## What is being asked
Below is a set of records; restate each one word for word.

## Data shown
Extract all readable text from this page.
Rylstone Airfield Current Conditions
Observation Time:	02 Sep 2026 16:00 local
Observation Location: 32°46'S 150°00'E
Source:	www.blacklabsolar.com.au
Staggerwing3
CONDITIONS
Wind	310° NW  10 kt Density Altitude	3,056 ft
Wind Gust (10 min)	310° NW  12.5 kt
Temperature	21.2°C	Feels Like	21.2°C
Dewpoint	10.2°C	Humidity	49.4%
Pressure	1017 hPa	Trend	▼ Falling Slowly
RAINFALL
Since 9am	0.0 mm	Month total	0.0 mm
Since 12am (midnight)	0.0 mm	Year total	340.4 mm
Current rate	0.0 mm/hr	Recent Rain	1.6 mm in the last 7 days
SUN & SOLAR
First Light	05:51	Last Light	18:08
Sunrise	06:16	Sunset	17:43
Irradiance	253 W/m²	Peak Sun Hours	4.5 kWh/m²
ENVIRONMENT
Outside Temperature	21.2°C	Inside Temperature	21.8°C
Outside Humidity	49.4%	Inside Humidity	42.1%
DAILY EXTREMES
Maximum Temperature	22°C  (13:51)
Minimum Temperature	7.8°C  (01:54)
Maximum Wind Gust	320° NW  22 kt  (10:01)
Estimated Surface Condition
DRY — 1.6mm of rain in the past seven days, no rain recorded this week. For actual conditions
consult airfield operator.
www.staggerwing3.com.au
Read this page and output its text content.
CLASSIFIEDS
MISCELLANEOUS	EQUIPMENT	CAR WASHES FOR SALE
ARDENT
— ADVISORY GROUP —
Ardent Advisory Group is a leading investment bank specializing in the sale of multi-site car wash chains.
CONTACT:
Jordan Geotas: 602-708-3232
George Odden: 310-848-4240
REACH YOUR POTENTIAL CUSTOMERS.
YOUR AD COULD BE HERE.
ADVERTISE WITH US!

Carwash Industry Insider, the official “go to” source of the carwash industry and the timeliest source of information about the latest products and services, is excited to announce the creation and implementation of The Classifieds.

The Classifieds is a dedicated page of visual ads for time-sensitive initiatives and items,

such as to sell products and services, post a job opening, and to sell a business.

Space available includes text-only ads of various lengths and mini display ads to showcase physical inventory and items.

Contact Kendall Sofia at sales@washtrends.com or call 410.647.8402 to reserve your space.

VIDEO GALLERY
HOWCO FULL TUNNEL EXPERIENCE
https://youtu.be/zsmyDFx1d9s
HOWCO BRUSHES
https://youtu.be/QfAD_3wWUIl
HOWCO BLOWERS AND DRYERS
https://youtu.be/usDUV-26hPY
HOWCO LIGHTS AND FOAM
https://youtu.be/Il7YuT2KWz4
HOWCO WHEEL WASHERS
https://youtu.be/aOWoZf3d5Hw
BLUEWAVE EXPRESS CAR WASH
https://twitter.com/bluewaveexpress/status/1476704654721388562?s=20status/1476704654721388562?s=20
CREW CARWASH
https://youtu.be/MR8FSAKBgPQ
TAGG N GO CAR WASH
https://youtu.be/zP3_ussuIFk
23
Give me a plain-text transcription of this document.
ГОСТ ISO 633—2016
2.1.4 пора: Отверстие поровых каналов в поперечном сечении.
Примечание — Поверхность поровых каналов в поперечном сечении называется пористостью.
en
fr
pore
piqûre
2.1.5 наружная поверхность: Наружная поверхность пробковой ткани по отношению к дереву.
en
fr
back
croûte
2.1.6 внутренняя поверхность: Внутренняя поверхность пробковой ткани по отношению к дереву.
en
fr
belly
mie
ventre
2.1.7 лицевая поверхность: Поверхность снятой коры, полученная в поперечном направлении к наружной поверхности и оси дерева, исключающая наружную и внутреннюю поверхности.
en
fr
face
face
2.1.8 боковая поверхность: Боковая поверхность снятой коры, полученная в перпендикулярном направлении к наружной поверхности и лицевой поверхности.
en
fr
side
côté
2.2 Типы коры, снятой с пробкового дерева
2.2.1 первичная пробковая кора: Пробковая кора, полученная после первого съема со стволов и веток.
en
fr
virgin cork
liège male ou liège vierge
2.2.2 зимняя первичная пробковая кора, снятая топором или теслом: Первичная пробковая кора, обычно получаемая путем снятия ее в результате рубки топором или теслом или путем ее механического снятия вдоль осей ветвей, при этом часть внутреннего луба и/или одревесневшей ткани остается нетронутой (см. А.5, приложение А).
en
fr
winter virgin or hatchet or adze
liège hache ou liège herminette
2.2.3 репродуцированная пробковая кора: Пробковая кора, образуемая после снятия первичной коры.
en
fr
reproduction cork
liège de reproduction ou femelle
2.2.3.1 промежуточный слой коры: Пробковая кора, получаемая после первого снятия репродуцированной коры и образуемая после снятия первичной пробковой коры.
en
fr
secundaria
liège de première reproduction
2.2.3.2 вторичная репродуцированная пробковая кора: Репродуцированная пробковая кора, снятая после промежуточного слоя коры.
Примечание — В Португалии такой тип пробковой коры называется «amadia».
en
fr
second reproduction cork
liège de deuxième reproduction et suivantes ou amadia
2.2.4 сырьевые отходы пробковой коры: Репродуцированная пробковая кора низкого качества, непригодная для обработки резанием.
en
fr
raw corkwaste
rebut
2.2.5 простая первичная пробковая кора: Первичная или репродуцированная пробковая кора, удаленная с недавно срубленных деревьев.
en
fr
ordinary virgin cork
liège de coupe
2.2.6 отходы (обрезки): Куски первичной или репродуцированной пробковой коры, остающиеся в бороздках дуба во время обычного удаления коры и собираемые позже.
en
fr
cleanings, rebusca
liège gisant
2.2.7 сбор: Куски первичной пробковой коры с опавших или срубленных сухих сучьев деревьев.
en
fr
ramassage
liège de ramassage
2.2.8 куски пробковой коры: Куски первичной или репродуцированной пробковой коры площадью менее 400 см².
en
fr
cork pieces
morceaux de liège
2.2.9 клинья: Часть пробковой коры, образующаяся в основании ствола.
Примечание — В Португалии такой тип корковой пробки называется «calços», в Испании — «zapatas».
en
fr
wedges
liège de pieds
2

## Solution to the problem
Extract all readable text from this page.
Rylstone Airfield Current Conditions
Observation Time:	02 Sep 2026 16:00 local
Observation Location: 32°46'S 150°00'E
Source:	www.blacklabsolar.com.au
Staggerwing3
CONDITIONS
Wind	310° NW  10 kt Density Altitude	3,056 ft
Wind Gust (10 min)	310° NW  12.5 kt
Temperature	21.2°C	Feels Like	21.2°C
Dewpoint	10.2°C	Humidity	49.4%
Pressure	1017 hPa	Trend	▼ Falling Slowly
RAINFALL
Since 9am	0.0 mm	Month total	0.0 mm
Since 12am (midnight)	0.0 mm	Year total	340.4 mm
Current rate	0.0 mm/hr	Recent Rain	1.6 mm in the last 7 days
SUN & SOLAR
First Light	05:51	Last Light	18:08
Sunrise	06:16	Sunset	17:43
Irradiance	253 W/m²	Peak Sun Hours	4.5 kWh/m²
ENVIRONMENT
Outside Temperature	21.2°C	Inside Temperature	21.8°C
Outside Humidity	49.4%	Inside Humidity	42.1%
DAILY EXTREMES
Maximum Temperature	22°C  (13:51)
Minimum Temperature	7.8°C  (01:54)
Maximum Wind Gust	320° NW  22 kt  (10:01)
Estimated Surface Condition
DRY — 1.6mm of rain in the past seven days, no rain recorded this week. For actual conditions
consult airfield operator.
www.staggerwing3.com.au
Read this page and output its text content.
CLASSIFIEDS
MISCELLANEOUS	EQUIPMENT	CAR WASHES FOR SALE
ARDENT
— ADVISORY GROUP —
Ardent Advisory Group is a leading investment bank specializing in the sale of multi-site car wash chains.
CONTACT:
Jordan Geotas: 602-708-3232
George Odden: 310-848-4240
REACH YOUR POTENTIAL CUSTOMERS.
YOUR AD COULD BE HERE.
ADVERTISE WITH US!

Carwash Industry Insider, the official “go to” source of the carwash industry and the timeliest source of information about the latest products and services, is excited to announce the creation and implementation of The Classifieds.

The Classifieds is a dedicated page of visual ads for time-sensitive initiatives and items,

such as to sell products and services, post a job opening, and to sell a business.

Space available includes text-only ads of various lengths and mini display ads to showcase physical inventory and items.

Contact Kendall Sofia at sales@washtrends.com or call 410.647.8402 to reserve your space.

VIDEO GALLERY
HOWCO FULL TUNNEL EXPERIENCE
https://youtu.be/zsmyDFx1d9s
HOWCO BRUSHES
https://youtu.be/QfAD_3wWUIl
HOWCO BLOWERS AND DRYERS
https://youtu.be/usDUV-26hPY
HOWCO LIGHTS AND FOAM
https://youtu.be/Il7YuT2KWz4
HOWCO WHEEL WASHERS
https://youtu.be/aOWoZf3d5Hw
BLUEWAVE EXPRESS CAR WASH
https://twitter.com/bluewaveexpress/status/1476704654721388562?s=20status/1476704654721388562?s=20
CREW CARWASH
https://youtu.be/MR8FSAKBgPQ
TAGG N GO CAR WASH
https://youtu.be/zP3_ussuIFk
23
Give me a plain-text transcription of this document.
ГОСТ ISO 633—2016
2.1.4 пора: Отверстие поровых каналов в поперечном сечении.
Примечание — Поверхность поровых каналов в поперечном сечении называется пористостью.
en
fr
pore
piqûre
2.1.5 наружная поверхность: Наружная поверхность пробковой ткани по отношению к дереву.
en
fr
back
croûte
2.1.6 внутренняя поверхность: Внутренняя поверхность пробковой ткани по отношению к дереву.
en
fr
belly
mie
ventre
2.1.7 лицевая поверхность: Поверхность снятой коры, полученная в поперечном направлении к наружной поверхности и оси дерева, исключающая наружную и внутреннюю поверхности.
en
fr
face
face
2.1.8 боковая поверхность: Боковая поверхность снятой коры, полученная в перпендикулярном направлении к наружной поверхности и лицевой поверхности.
en
fr
side
côté
2.2 Типы коры, снятой с пробкового дерева
2.2.1 первичная пробковая кора: Пробковая кора, полученная после первого съема со стволов и веток.
en
fr
virgin cork
liège male ou liège vierge
2.2.2 зимняя первичная пробковая кора, снятая топором или теслом: Первичная пробковая кора, обычно получаемая путем снятия ее в результате рубки топором или теслом или путем ее механического снятия вдоль осей ветвей, при этом часть внутреннего луба и/или одревесневшей ткани остается нетронутой (см. А.5, приложение А).
en
fr
winter virgin or hatchet or adze
liège hache ou liège herminette
2.2.3 репродуцированная пробковая кора: Пробковая кора, образуемая после снятия первичной коры.
en
fr
reproduction cork
liège de reproduction ou femelle
2.2.3.1 промежуточный слой коры: Пробковая кора, получаемая после первого снятия репродуцированной коры и образуемая после снятия первичной пробковой коры.
en
fr
secundaria
liège de première reproduction
2.2.3.2 вторичная репродуцированная пробковая кора: Репродуцированная пробковая кора, снятая после промежуточного слоя коры.
Примечание — В Португалии такой тип пробковой коры называется «amadia».
en
fr
second reproduction cork
liège de deuxième reproduction et suivantes ou amadia
2.2.4 сырьевые отходы пробковой коры: Репродуцированная пробковая кора низкого качества, непригодная для обработки резанием.
en
fr
raw corkwaste
rebut
2.2.5 простая первичная пробковая кора: Первичная или репродуцированная пробковая кора, удаленная с недавно срубленных деревьев.
en
fr
ordinary virgin cork
liège de coupe
2.2.6 отходы (обрезки): Куски первичной или репродуцированной пробковой коры, остающиеся в бороздках дуба во время обычного удаления коры и собираемые позже.
en
fr
cleanings, rebusca
liège gisant
2.2.7 сбор: Куски первичной пробковой коры с опавших или срубленных сухих сучьев деревьев.
en
fr
ramassage
liège de ramassage
2.2.8 куски пробковой коры: Куски первичной или репродуцированной пробковой коры площадью менее 400 см².
en
fr
cork pieces
morceaux de liège
2.2.9 клинья: Часть пробковой коры, образующаяся в основании ствола.
Примечание — В Португалии такой тип корковой пробки называется «calços», в Испании — «zapatas».
en
fr
wedges
liège de pieds
2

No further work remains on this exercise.